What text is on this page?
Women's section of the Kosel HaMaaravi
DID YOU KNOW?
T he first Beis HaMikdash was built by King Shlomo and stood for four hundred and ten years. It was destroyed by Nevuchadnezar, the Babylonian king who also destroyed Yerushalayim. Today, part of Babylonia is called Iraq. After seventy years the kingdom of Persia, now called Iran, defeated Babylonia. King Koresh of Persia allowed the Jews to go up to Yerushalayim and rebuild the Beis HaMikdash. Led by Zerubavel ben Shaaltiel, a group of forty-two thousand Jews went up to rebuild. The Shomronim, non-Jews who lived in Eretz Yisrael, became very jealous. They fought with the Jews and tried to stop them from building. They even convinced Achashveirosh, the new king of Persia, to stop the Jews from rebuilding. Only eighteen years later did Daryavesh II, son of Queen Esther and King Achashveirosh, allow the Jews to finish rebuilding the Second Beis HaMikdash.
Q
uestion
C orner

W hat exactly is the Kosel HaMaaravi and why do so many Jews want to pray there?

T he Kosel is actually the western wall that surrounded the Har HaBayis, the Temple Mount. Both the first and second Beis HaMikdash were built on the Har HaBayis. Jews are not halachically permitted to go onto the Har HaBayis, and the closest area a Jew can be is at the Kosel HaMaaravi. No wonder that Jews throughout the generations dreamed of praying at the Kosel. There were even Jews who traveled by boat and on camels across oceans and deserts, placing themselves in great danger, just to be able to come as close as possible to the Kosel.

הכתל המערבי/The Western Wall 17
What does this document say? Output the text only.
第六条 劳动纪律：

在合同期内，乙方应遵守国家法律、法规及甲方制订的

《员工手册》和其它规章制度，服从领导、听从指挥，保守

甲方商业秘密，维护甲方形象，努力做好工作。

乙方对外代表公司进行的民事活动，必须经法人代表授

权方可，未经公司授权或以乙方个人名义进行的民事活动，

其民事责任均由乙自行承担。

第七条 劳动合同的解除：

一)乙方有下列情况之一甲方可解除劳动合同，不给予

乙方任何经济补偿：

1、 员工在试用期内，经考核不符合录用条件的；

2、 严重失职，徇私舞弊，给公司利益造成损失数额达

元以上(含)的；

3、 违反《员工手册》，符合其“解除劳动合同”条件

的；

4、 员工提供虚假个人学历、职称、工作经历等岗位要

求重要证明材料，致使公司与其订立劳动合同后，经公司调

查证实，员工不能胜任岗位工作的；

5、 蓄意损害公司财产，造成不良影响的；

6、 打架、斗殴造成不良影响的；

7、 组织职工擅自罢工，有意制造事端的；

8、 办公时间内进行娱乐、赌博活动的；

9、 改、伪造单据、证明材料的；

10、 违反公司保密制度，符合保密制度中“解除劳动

- - - - - - -

__Goal__
Copy every line in the entries above that has the string "Kosel" in it.

__Response to the task__
Women's section of the Kosel HaMaaravi
W hat exactly is the Kosel HaMaaravi and why do so many Jews want to pray there?
T he Kosel is actually the western wall that surrounded the Har HaBayis, the Temple Mount. Both the first and second Beis HaMikdash were built on the Har HaBayis. Jews are not halachically permitted to go onto the Har HaBayis, and the closest area a Jew can be is at the Kosel HaMaaravi. No wonder that Jews throughout the generations dreamed of praying at the Kosel. There were even Jews who traveled by boat and on camels across oceans and deserts, placing themselves in great danger, just to be able to come as close as possible to the Kosel.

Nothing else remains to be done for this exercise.